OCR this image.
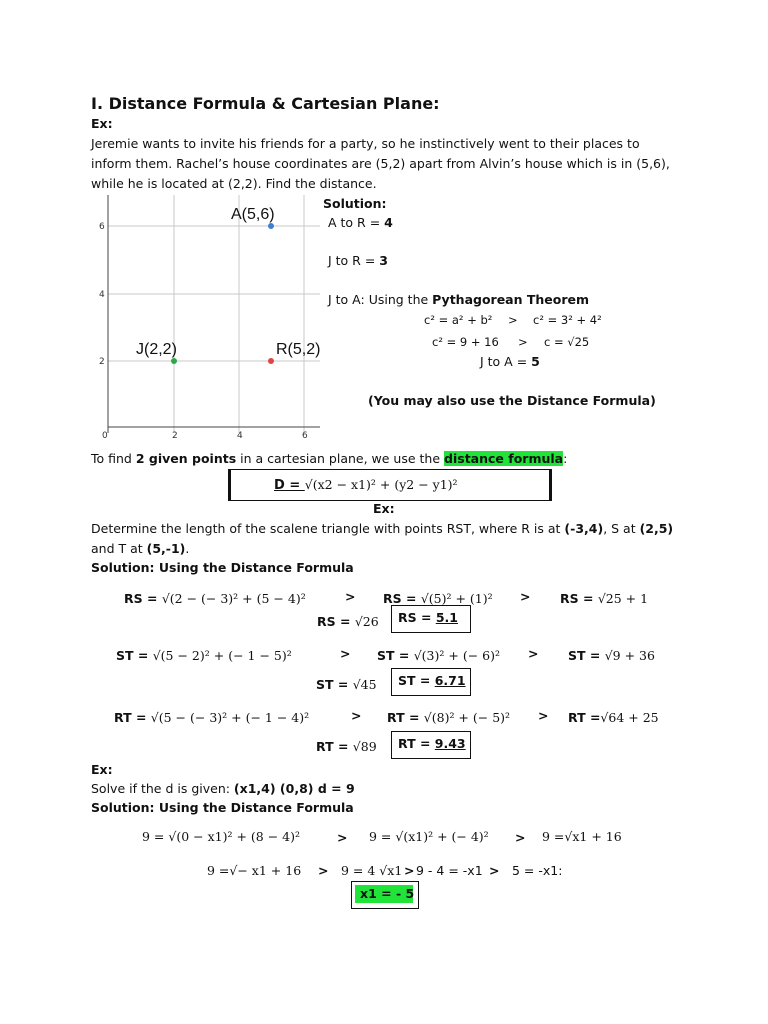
I. Distance Formula & Cartesian Plane:
Ex:
Jeremie wants to invite his friends for a party, so he instinctively went to their places to
inform them. Rachel’s house coordinates are (5,2) apart from Alvin’s house which is in (5,6),
while he is located at (2,2). Find the distance.
0	2	4	6
6
4
2
A(5,6)
J(2,2)	R(5,2)
Solution:
A to R = 4
J to R = 3
J to A: Using the Pythagorean Theorem
c² = a² + b² > c² = 3² + 4²
c² = 9 + 16 > c = √25
J to A = 5
(You may also use the Distance Formula)
To find 2 given points in a cartesian plane, we use the distance formula:
D = √(x2 − x1)² + (y2 − y1)²
Ex:
Determine the length of the scalene triangle with points RST, where R is at (-3,4), S at (2,5)
and T at (5,-1).
Solution: Using the Distance Formula
RS = √(2 − (− 3)² + (5 − 4)²	> RS = √(5)² + (1)² > RS = √25 + 1
RS = √26 RS = 5.1
ST = √(5 − 2)² + (− 1 − 5)²	> ST = √(3)² + (− 6)² > ST = √9 + 36
ST = √45 ST = 6.71
RT = √(5 − (− 3)² + (− 1 − 4)²	> RT = √(8)² + (− 5)² > RT =√64 + 25
RT = √89 RT = 9.43
Ex:
Solve if the d is given: (x1,4) (0,8) d = 9
Solution: Using the Distance Formula
9 = √(0 − x1)² + (8 − 4)²	> 9 = √(x1)² + (− 4)² > 9 =√x1 + 16
9 =√− x1 + 16 > 9 = 4 √x1 > 9 - 4 = -x1 > 5 = -x1:
x1 = - 5
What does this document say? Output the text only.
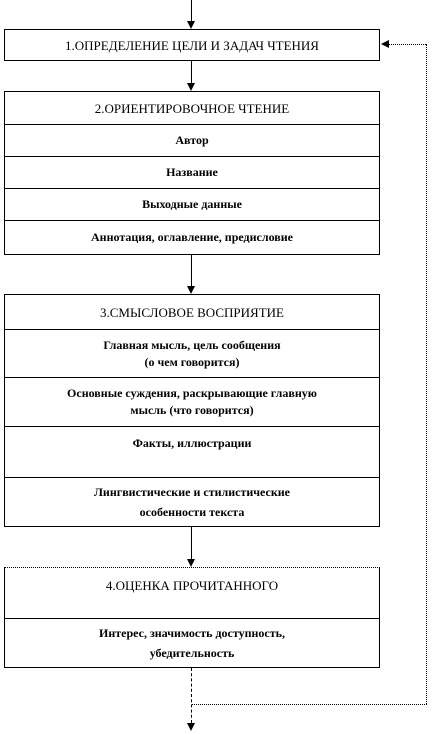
1.ОПРЕДЕЛЕНИЕ ЦЕЛИ И ЗАДАЧ ЧТЕНИЯ
2.ОРИЕНТИРОВОЧНОЕ ЧТЕНИЕ
Автор
Название
Выходные данные
Аннотация, оглавление, предисловие
3.СМЫСЛОВОЕ ВОСПРИЯТИЕ
Главная мысль, цель сообщения
(о чем говорится)
Основные суждения, раскрывающие главную
мысль (что говорится)
Факты, иллюстрации
Лингвистические и стилистические
особенности текста
4.ОЦЕНКА ПРОЧИТАННОГО
Интерес, значимость доступность,
убедительность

+ + + +

Quote in full the listing given above; the images are to be left out.

OCR this image.
I. Distance Formula & Cartesian Plane:
Ex:
Jeremie wants to invite his friends for a party, so he instinctively went to their places to
inform them. Rachel’s house coordinates are (5,2) apart from Alvin’s house which is in (5,6),
while he is located at (2,2). Find the distance.
0	2	4	6
6
4
2
A(5,6)
J(2,2)	R(5,2)
Solution:
A to R = 4
J to R = 3
J to A: Using the Pythagorean Theorem
c² = a² + b² > c² = 3² + 4²
c² = 9 + 16 > c = √25
J to A = 5
(You may also use the Distance Formula)
To find 2 given points in a cartesian plane, we use the distance formula:
D = √(x2 − x1)² + (y2 − y1)²
Ex:
Determine the length of the scalene triangle with points RST, where R is at (-3,4), S at (2,5)
and T at (5,-1).
Solution: Using the Distance Formula
RS = √(2 − (− 3)² + (5 − 4)²	> RS = √(5)² + (1)² > RS = √25 + 1
RS = √26 RS = 5.1
ST = √(5 − 2)² + (− 1 − 5)²	> ST = √(3)² + (− 6)² > ST = √9 + 36
ST = √45 ST = 6.71
RT = √(5 − (− 3)² + (− 1 − 4)²	> RT = √(8)² + (− 5)² > RT =√64 + 25
RT = √89 RT = 9.43
Ex:
Solve if the d is given: (x1,4) (0,8) d = 9
Solution: Using the Distance Formula
9 = √(0 − x1)² + (8 − 4)²	> 9 = √(x1)² + (− 4)² > 9 =√x1 + 16
9 =√− x1 + 16 > 9 = 4 √x1 > 9 - 4 = -x1 > 5 = -x1:
x1 = - 5
What does this document say? Output the text only.
1.ОПРЕДЕЛЕНИЕ ЦЕЛИ И ЗАДАЧ ЧТЕНИЯ
2.ОРИЕНТИРОВОЧНОЕ ЧТЕНИЕ
Автор
Название
Выходные данные
Аннотация, оглавление, предисловие
3.СМЫСЛОВОЕ ВОСПРИЯТИЕ
Главная мысль, цель сообщения
(о чем говорится)
Основные суждения, раскрывающие главную
мысль (что говорится)
Факты, иллюстрации
Лингвистические и стилистические
особенности текста
4.ОЦЕНКА ПРОЧИТАННОГО
Интерес, значимость доступность,
убедительность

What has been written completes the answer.